To be done:
Transcribe the data in full and exactly, omitting any pictures.

Records from a data collection:
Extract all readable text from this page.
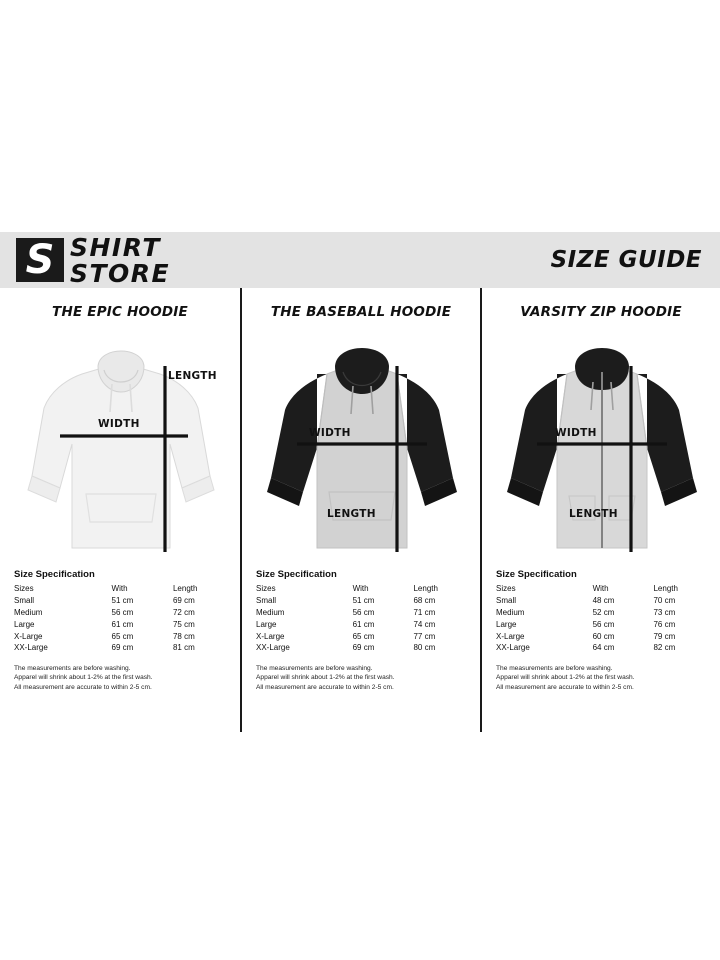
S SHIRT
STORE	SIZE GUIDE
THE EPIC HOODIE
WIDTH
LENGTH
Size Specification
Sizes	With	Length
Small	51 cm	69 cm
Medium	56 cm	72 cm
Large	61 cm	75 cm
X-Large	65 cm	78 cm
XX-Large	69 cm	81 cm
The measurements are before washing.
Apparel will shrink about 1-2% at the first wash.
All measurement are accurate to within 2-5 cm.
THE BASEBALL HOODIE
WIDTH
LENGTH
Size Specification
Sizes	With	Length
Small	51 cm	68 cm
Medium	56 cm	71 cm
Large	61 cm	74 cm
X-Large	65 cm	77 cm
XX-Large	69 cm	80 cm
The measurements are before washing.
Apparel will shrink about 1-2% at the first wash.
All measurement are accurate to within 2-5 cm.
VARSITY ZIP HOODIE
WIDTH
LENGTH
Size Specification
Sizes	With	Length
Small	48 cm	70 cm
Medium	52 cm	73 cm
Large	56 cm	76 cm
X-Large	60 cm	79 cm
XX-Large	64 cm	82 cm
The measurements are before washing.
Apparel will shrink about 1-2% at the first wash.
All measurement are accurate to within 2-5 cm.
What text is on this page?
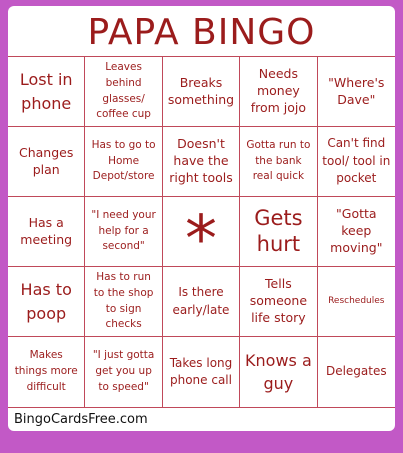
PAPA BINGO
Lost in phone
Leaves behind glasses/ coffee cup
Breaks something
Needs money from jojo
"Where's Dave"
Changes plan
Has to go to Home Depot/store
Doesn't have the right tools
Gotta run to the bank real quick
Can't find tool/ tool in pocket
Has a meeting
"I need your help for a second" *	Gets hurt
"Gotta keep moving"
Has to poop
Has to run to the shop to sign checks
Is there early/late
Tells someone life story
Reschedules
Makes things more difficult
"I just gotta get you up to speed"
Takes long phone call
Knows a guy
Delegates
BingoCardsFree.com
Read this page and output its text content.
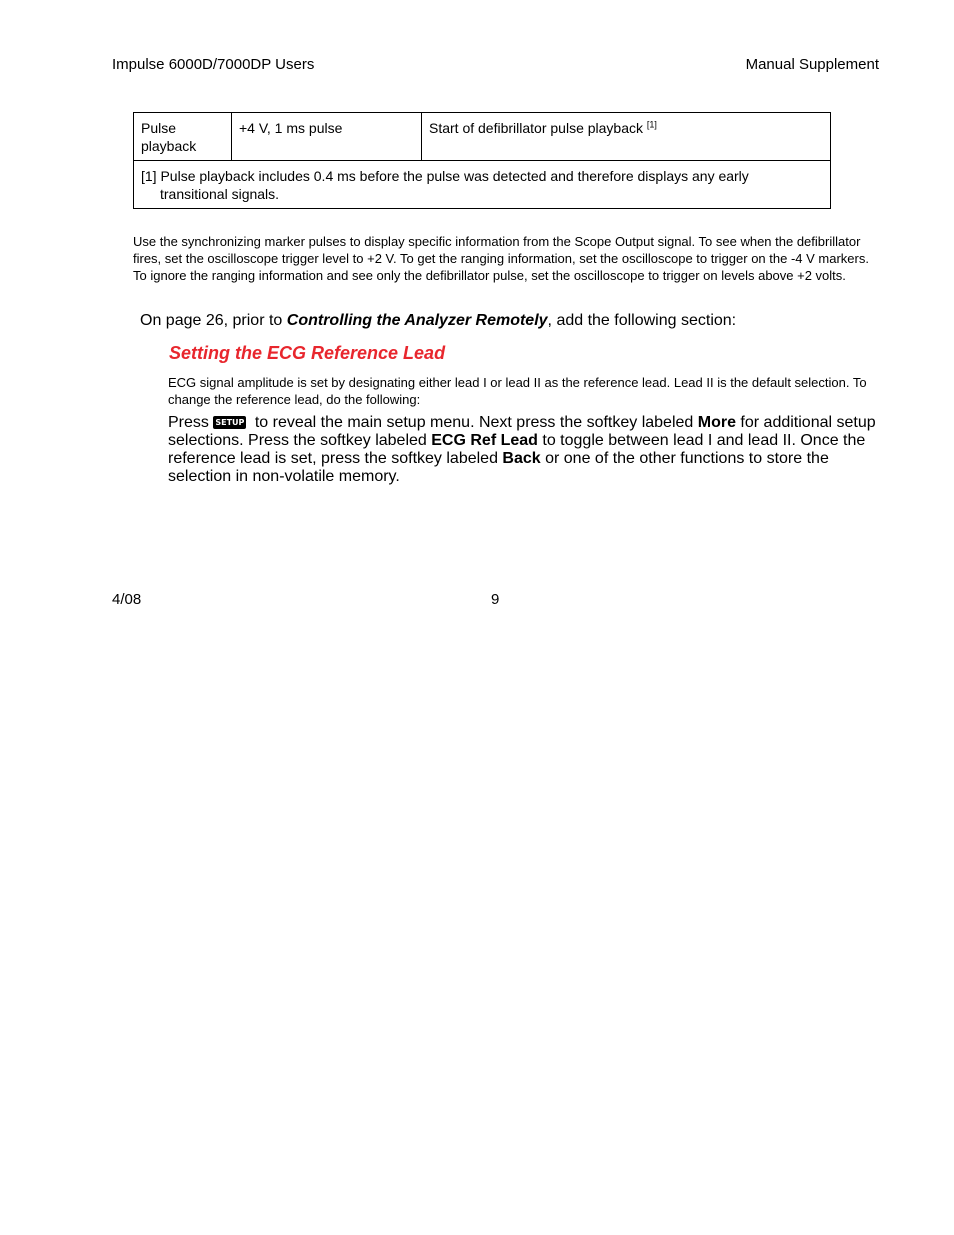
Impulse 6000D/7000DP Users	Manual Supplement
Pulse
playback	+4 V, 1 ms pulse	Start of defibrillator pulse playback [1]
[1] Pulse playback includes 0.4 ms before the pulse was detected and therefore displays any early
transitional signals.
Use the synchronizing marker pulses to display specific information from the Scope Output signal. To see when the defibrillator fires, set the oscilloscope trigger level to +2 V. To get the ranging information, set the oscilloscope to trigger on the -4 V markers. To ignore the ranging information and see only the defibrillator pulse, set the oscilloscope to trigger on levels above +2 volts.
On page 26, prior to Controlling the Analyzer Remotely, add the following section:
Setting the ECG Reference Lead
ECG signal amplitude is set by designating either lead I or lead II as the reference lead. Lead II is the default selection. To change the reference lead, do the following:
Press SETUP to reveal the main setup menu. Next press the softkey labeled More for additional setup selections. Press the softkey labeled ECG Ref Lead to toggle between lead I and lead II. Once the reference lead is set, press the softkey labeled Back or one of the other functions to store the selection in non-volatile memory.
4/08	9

Solution to the exercise:
Extract all readable text from this page.
S SHIRT
STORE	SIZE GUIDE
THE EPIC HOODIE
WIDTH
LENGTH
Size Specification
Sizes	With	Length
Small	51 cm	69 cm
Medium	56 cm	72 cm
Large	61 cm	75 cm
X-Large	65 cm	78 cm
XX-Large	69 cm	81 cm
The measurements are before washing.
Apparel will shrink about 1-2% at the first wash.
All measurement are accurate to within 2-5 cm.
THE BASEBALL HOODIE
WIDTH
LENGTH
Size Specification
Sizes	With	Length
Small	51 cm	68 cm
Medium	56 cm	71 cm
Large	61 cm	74 cm
X-Large	65 cm	77 cm
XX-Large	69 cm	80 cm
The measurements are before washing.
Apparel will shrink about 1-2% at the first wash.
All measurement are accurate to within 2-5 cm.
VARSITY ZIP HOODIE
WIDTH
LENGTH
Size Specification
Sizes	With	Length
Small	48 cm	70 cm
Medium	52 cm	73 cm
Large	56 cm	76 cm
X-Large	60 cm	79 cm
XX-Large	64 cm	82 cm
The measurements are before washing.
Apparel will shrink about 1-2% at the first wash.
All measurement are accurate to within 2-5 cm.
What text is on this page?
PAPA BINGO
Lost in phone
Leaves behind glasses/ coffee cup
Breaks something
Needs money from jojo
"Where's Dave"
Changes plan
Has to go to Home Depot/store
Doesn't have the right tools
Gotta run to the bank real quick
Can't find tool/ tool in pocket
Has a meeting
"I need your help for a second" *	Gets hurt
"Gotta keep moving"
Has to poop
Has to run to the shop to sign checks
Is there early/late
Tells someone life story
Reschedules
Makes things more difficult
"I just gotta get you up to speed"
Takes long phone call
Knows a guy
Delegates
BingoCardsFree.com
Read this page and output its text content.
Impulse 6000D/7000DP Users	Manual Supplement
Pulse
playback	+4 V, 1 ms pulse	Start of defibrillator pulse playback [1]
[1] Pulse playback includes 0.4 ms before the pulse was detected and therefore displays any early
transitional signals.
Use the synchronizing marker pulses to display specific information from the Scope Output signal. To see when the defibrillator fires, set the oscilloscope trigger level to +2 V. To get the ranging information, set the oscilloscope to trigger on the -4 V markers. To ignore the ranging information and see only the defibrillator pulse, set the oscilloscope to trigger on levels above +2 volts.
On page 26, prior to Controlling the Analyzer Remotely, add the following section:
Setting the ECG Reference Lead
ECG signal amplitude is set by designating either lead I or lead II as the reference lead. Lead II is the default selection. To change the reference lead, do the following:
Press SETUP to reveal the main setup menu. Next press the softkey labeled More for additional setup selections. Press the softkey labeled ECG Ref Lead to toggle between lead I and lead II. Once the reference lead is set, press the softkey labeled Back or one of the other functions to store the selection in non-volatile memory.
4/08	9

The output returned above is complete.